## start

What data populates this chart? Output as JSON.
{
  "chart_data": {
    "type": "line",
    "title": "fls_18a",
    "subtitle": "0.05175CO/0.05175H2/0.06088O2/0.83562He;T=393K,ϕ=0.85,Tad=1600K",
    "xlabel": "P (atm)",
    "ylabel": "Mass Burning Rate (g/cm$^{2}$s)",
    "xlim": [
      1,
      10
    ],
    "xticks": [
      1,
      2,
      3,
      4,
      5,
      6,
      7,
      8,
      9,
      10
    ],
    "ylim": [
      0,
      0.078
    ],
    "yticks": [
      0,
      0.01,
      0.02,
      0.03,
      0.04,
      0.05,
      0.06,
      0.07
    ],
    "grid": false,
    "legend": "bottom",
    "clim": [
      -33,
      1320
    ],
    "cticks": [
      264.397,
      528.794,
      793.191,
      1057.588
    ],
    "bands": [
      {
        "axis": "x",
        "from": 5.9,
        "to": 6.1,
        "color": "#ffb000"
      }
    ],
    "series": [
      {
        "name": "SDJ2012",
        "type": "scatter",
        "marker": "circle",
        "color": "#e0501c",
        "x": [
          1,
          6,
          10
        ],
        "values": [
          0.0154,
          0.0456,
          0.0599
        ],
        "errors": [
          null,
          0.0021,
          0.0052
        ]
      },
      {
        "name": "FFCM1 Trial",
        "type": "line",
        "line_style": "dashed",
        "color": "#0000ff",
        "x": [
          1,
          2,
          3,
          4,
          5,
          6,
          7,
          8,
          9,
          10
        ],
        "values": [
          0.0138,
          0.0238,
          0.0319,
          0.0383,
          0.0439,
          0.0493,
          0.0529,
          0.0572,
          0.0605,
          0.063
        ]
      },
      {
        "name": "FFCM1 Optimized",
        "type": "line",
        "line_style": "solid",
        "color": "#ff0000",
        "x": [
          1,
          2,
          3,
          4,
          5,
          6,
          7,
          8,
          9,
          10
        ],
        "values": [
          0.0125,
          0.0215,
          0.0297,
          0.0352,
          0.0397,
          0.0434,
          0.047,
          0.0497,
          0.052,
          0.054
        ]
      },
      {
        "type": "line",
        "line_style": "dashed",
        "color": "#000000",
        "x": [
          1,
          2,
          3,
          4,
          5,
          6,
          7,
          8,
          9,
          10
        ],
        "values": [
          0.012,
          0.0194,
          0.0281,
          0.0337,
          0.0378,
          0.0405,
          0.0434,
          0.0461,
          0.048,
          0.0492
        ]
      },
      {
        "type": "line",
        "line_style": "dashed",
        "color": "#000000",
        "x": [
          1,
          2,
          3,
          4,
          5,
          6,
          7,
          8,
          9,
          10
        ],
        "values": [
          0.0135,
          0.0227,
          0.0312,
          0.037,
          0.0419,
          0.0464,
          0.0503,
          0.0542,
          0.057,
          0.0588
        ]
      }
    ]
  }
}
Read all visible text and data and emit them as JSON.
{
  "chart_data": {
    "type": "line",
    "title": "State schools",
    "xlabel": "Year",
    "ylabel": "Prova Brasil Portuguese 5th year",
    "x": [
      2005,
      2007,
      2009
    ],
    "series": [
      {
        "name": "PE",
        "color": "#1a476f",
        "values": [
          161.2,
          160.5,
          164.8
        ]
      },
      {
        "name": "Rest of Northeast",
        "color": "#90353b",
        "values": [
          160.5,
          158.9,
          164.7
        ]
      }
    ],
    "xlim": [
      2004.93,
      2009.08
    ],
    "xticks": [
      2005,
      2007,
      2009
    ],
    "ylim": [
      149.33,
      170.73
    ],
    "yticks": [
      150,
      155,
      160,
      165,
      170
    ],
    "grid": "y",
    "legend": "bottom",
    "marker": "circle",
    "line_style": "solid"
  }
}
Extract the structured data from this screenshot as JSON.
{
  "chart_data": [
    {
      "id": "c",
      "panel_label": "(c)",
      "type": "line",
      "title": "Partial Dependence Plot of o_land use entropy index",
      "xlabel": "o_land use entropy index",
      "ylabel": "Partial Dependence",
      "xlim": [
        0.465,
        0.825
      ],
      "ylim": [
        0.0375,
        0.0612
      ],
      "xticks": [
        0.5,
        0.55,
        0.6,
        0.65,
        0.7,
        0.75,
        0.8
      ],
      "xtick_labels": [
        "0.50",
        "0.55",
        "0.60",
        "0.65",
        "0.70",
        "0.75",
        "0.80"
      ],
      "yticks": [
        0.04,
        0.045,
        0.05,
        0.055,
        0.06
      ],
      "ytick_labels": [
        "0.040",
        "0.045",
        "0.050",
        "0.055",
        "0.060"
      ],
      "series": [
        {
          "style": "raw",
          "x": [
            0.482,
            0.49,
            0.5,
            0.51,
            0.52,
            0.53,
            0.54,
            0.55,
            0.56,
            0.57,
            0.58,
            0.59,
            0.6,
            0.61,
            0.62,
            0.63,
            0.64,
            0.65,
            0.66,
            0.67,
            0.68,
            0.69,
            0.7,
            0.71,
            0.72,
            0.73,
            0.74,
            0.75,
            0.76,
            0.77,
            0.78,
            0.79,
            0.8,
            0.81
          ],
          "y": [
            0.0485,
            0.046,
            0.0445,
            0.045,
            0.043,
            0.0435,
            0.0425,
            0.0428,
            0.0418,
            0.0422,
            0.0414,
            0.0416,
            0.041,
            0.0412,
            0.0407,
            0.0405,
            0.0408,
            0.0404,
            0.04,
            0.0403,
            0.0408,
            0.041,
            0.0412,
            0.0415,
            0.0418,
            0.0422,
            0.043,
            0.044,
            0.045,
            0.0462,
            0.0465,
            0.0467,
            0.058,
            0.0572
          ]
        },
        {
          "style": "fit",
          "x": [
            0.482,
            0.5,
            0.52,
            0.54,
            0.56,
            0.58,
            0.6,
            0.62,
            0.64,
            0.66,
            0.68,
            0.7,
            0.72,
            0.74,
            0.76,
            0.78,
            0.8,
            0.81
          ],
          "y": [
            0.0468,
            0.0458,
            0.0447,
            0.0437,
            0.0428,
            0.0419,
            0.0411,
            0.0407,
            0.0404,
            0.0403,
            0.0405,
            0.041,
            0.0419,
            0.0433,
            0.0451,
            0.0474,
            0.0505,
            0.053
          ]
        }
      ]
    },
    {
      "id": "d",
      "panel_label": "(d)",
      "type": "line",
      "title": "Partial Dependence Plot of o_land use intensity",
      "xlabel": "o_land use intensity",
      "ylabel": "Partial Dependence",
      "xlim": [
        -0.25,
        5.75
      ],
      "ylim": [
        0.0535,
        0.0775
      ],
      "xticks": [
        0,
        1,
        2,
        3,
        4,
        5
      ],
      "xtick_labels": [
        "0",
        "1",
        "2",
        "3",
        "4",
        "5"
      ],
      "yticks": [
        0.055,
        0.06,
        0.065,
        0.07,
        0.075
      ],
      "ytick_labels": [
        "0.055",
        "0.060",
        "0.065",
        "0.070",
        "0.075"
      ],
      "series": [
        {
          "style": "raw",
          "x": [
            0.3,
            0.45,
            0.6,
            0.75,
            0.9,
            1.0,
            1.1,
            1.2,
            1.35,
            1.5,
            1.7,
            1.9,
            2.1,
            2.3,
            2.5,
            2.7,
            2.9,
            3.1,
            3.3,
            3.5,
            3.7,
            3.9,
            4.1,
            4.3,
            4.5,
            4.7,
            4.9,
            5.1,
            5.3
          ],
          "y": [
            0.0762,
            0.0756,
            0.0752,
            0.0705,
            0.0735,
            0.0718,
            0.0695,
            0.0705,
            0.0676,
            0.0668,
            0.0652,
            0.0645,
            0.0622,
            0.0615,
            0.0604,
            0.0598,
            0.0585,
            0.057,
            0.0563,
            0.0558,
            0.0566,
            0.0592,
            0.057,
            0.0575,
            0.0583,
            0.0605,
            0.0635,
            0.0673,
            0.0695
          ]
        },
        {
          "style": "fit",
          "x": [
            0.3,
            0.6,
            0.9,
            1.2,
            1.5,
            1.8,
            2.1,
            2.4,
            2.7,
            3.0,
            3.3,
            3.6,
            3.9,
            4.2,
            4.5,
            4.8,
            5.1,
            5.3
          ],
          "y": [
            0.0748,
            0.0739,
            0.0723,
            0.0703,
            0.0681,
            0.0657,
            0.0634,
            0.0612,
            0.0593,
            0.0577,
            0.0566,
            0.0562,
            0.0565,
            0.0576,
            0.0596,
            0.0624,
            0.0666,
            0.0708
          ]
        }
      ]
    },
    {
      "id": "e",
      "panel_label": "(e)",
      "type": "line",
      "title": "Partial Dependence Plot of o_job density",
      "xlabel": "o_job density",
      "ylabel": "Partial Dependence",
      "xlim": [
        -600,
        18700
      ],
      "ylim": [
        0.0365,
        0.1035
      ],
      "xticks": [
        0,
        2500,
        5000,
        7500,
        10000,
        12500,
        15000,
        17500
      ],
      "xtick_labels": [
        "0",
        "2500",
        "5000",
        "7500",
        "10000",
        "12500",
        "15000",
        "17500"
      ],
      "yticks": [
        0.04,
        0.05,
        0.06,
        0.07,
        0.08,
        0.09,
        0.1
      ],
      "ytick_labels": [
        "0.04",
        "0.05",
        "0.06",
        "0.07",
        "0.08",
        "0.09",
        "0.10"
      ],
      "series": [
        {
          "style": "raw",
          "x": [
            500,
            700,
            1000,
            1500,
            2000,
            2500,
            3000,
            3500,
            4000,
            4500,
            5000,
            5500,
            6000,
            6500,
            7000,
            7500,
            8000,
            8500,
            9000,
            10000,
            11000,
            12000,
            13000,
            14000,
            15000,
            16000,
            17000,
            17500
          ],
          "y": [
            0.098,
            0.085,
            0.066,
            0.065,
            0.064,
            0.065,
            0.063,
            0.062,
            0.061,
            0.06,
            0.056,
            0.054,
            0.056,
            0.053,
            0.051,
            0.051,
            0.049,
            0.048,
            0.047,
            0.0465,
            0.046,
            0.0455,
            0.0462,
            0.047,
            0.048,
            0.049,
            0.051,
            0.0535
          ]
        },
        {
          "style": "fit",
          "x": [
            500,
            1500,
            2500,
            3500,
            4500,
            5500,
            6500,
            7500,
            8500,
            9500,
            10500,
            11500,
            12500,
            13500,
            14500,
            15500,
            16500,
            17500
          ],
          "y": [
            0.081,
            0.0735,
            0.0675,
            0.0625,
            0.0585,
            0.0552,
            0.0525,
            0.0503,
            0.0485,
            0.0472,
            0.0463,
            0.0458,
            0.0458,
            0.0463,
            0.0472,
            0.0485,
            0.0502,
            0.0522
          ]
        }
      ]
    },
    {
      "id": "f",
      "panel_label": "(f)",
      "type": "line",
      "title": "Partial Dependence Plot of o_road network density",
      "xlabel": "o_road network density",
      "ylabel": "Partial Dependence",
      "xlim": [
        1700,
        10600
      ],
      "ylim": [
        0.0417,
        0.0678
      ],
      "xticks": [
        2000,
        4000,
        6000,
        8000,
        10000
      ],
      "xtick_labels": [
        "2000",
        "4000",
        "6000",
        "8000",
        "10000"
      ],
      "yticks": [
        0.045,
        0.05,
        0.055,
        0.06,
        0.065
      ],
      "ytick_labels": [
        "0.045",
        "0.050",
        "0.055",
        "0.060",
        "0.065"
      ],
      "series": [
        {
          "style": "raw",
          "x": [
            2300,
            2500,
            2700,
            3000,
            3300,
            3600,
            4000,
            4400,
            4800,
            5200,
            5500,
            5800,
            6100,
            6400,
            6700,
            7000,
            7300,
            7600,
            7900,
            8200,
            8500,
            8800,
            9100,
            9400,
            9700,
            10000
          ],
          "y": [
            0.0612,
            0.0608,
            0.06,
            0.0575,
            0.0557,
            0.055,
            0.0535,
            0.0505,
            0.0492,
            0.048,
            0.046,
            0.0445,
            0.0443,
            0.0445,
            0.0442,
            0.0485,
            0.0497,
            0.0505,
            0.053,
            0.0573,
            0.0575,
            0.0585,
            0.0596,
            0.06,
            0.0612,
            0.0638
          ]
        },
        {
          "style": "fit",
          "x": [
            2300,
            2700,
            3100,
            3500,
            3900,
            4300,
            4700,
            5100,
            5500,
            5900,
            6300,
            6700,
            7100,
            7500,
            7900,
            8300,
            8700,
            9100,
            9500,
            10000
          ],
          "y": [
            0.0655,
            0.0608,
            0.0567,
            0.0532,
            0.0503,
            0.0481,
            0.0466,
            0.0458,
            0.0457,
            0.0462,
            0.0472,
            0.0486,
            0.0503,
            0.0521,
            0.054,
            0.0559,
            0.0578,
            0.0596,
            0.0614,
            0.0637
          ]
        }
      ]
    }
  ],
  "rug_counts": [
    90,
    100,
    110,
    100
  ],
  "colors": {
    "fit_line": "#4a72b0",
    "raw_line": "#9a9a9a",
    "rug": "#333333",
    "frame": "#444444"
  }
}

## end

INSTRUCTIONS TO FOLLOW
Within the listing above, work out how many lines contain the string "this", and reply with that number only.

RESPONSE
2